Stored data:
++++++++

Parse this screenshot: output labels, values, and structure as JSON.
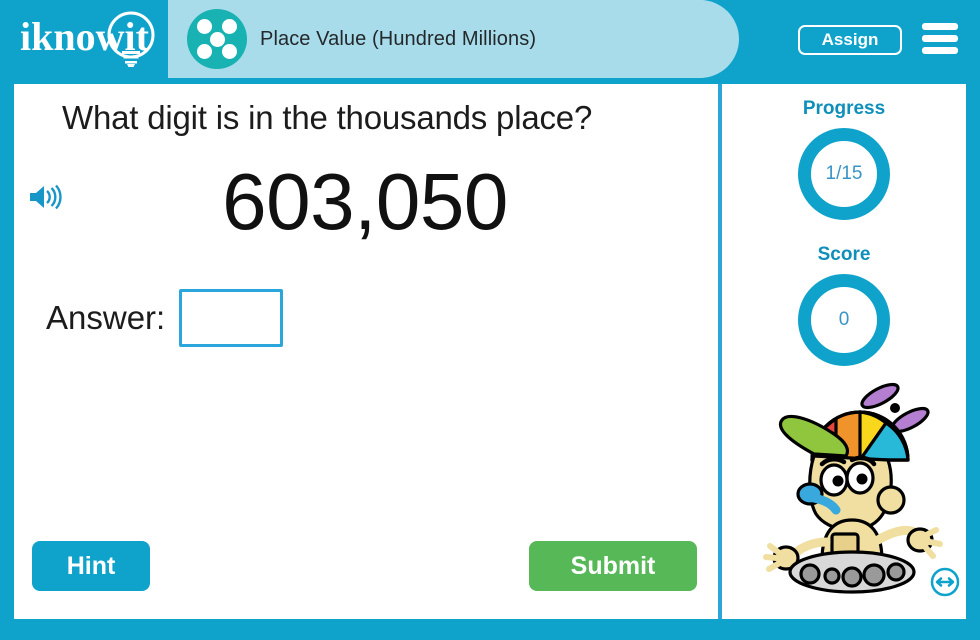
{
  "header": {
    "logo_text": "iknowit",
    "logo_icon": "lightbulb-icon",
    "activity_icon": "dice-five-icon",
    "activity_title": "Place Value (Hundred Millions)",
    "assign_label": "Assign",
    "menu_icon": "hamburger-menu-icon"
  },
  "question": {
    "audio_icon": "speaker-icon",
    "prompt": "What digit is in the thousands place?",
    "number": "603,050",
    "answer_label": "Answer:",
    "answer_value": "",
    "answer_placeholder": ""
  },
  "actions": {
    "hint_label": "Hint",
    "submit_label": "Submit"
  },
  "sidebar": {
    "progress_label": "Progress",
    "progress_value": "1/15",
    "score_label": "Score",
    "score_value": "0",
    "mascot_icon": "robot-mascot-icon",
    "resize_icon": "resize-horizontal-icon"
  },
  "colors": {
    "brand_blue": "#0fa3cb",
    "pill_blue": "#a8dcea",
    "badge_teal": "#19b2b2",
    "accent_blue": "#2ba6dc",
    "submit_green": "#56b856",
    "label_blue": "#0f8fba"
  }
}
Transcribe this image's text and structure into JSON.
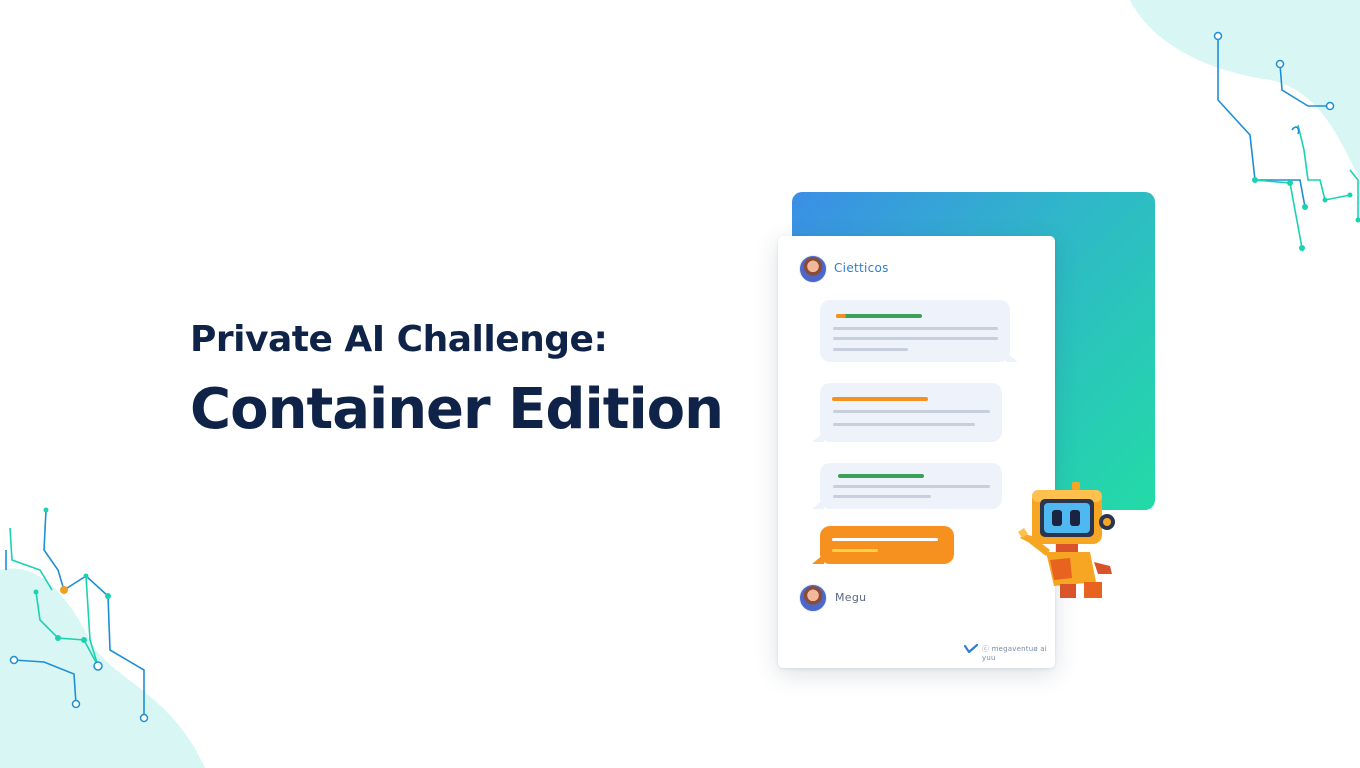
{
  "headline": {
    "line1": "Private AI Challenge:",
    "line2": "Container Edition"
  },
  "chat": {
    "header_name": "Cietticos",
    "footer_name": "Megu",
    "footer_brand": "ⓒ megaventuø ai yuu"
  },
  "colors": {
    "title": "#0f2348",
    "accent_orange": "#f6901e",
    "accent_green": "#3aa05a",
    "gradient_start": "#3b8ee6",
    "gradient_end": "#22dba6",
    "circuit_blue": "#1e8fd6",
    "circuit_teal": "#19d3b0",
    "blob": "#d8f6f4"
  },
  "icons": {
    "avatar": "user-avatar-icon",
    "robot": "robot-mascot-icon",
    "brand": "checkmark-logo-icon"
  }
}
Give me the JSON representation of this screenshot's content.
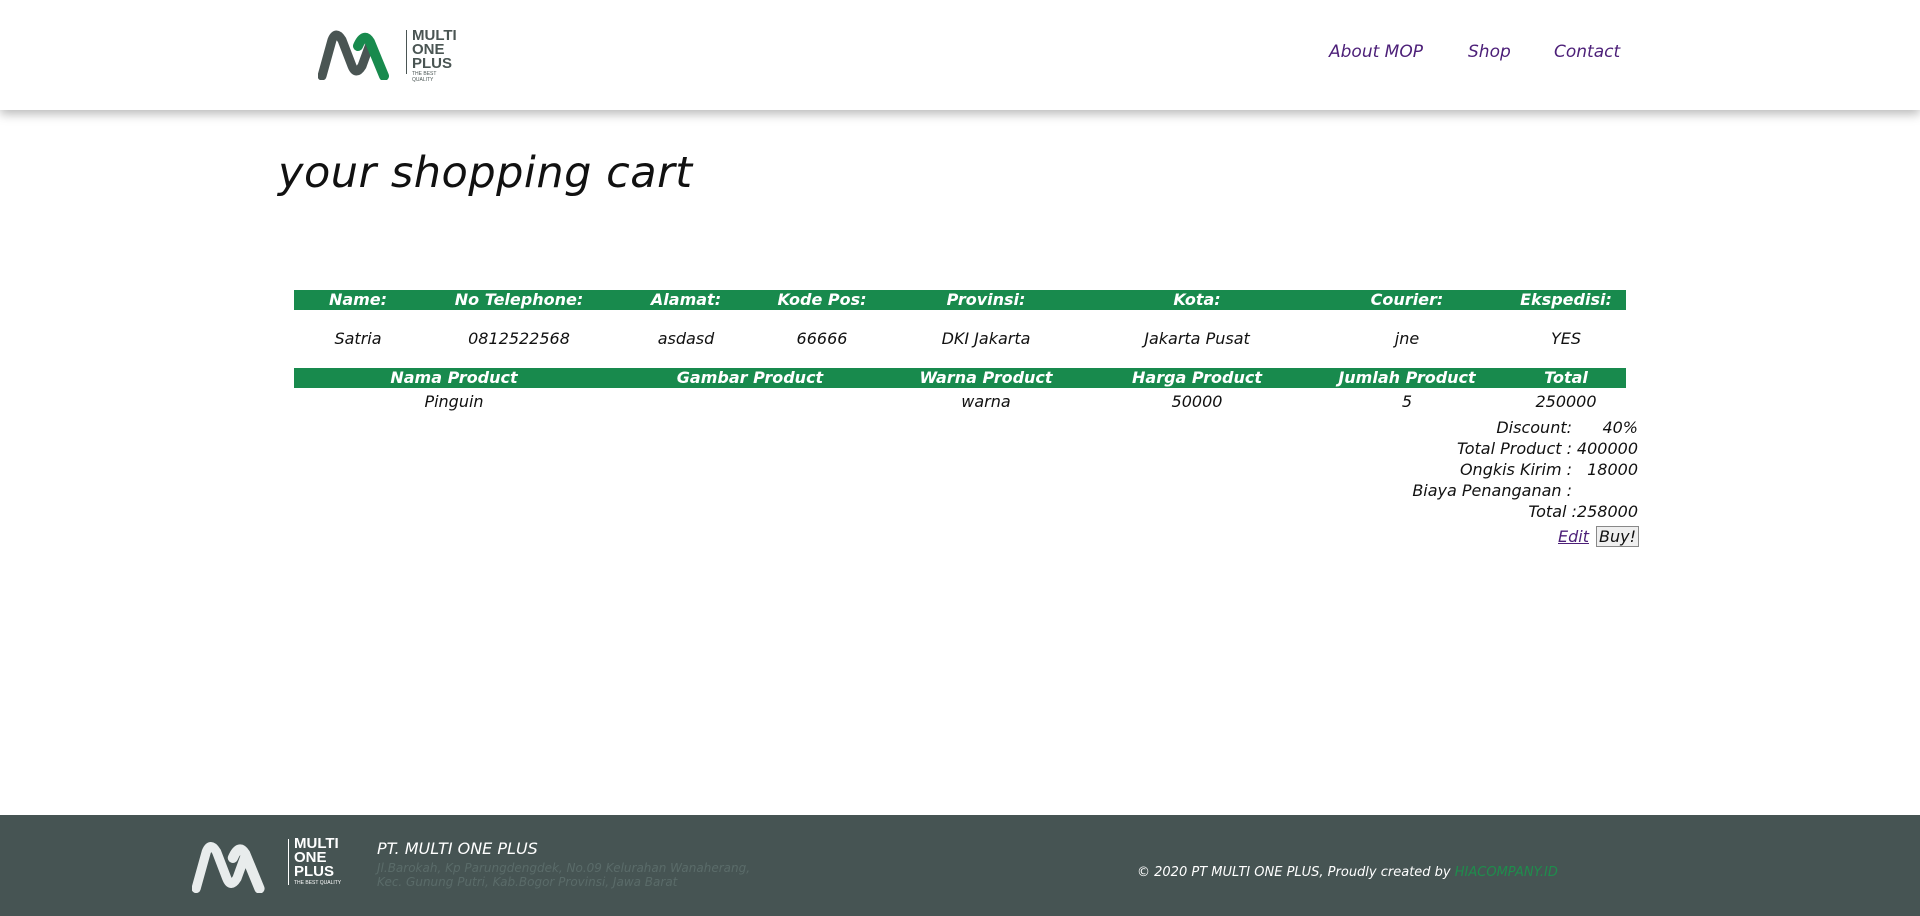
{
  "colors": {
    "brand_green": "#188a4d",
    "brand_purple": "#4c1f78",
    "logo_gray": "#4a5553",
    "footer_bg": "#465453"
  },
  "header": {
    "logo": {
      "line1": "MULTI",
      "line2": "ONE",
      "line3": "PLUS",
      "tagline": "THE BEST QUALITY"
    },
    "nav": [
      "About MOP",
      "Shop",
      "Contact"
    ]
  },
  "page": {
    "title": "your shopping cart"
  },
  "customer_table": {
    "headers": [
      "Name:",
      "No Telephone:",
      "Alamat:",
      "Kode Pos:",
      "Provinsi:",
      "Kota:",
      "Courier:",
      "Ekspedisi:"
    ],
    "row": [
      "Satria",
      "0812522568",
      "asdasd",
      "66666",
      "DKI Jakarta",
      "Jakarta Pusat",
      "jne",
      "YES"
    ]
  },
  "product_table": {
    "headers": [
      "Nama Product",
      "Gambar Product",
      "Warna Product",
      "Harga Product",
      "Jumlah Product",
      "Total"
    ],
    "row": [
      "Pinguin",
      "",
      "warna",
      "50000",
      "5",
      "250000"
    ]
  },
  "summary": {
    "discount_label": "Discount:",
    "discount_value": "40%",
    "total_product_label": "Total Product :",
    "total_product_value": "400000",
    "ongkir_label": "Ongkis Kirim :",
    "ongkir_value": "18000",
    "biaya_label": "Biaya Penanganan :",
    "biaya_value": "",
    "total_label": "Total :",
    "total_value": "258000"
  },
  "actions": {
    "edit_label": "Edit",
    "buy_label": "Buy!"
  },
  "footer": {
    "logo": {
      "line1": "MULTI",
      "line2": "ONE",
      "line3": "PLUS",
      "tagline": "THE BEST QUALITY"
    },
    "company": "PT. MULTI ONE PLUS",
    "address": "Jl.Barokah, Kp Parungdengdek, No.09 Kelurahan Wanaherang, Kec. Gunung Putri, Kab.Bogor Provinsi, Jawa Barat",
    "copyright": "© 2020 PT MULTI ONE PLUS, Proudly created by",
    "credit": "HIACOMPANY.ID"
  }
}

++++++++

Problem to work on:
Read through the data and copy every line where "screenshot" shows up.

Exercise solution:
Parse this screenshot: output labels, values, and structure as JSON.
Give me the JSON representation of this screenshot's content.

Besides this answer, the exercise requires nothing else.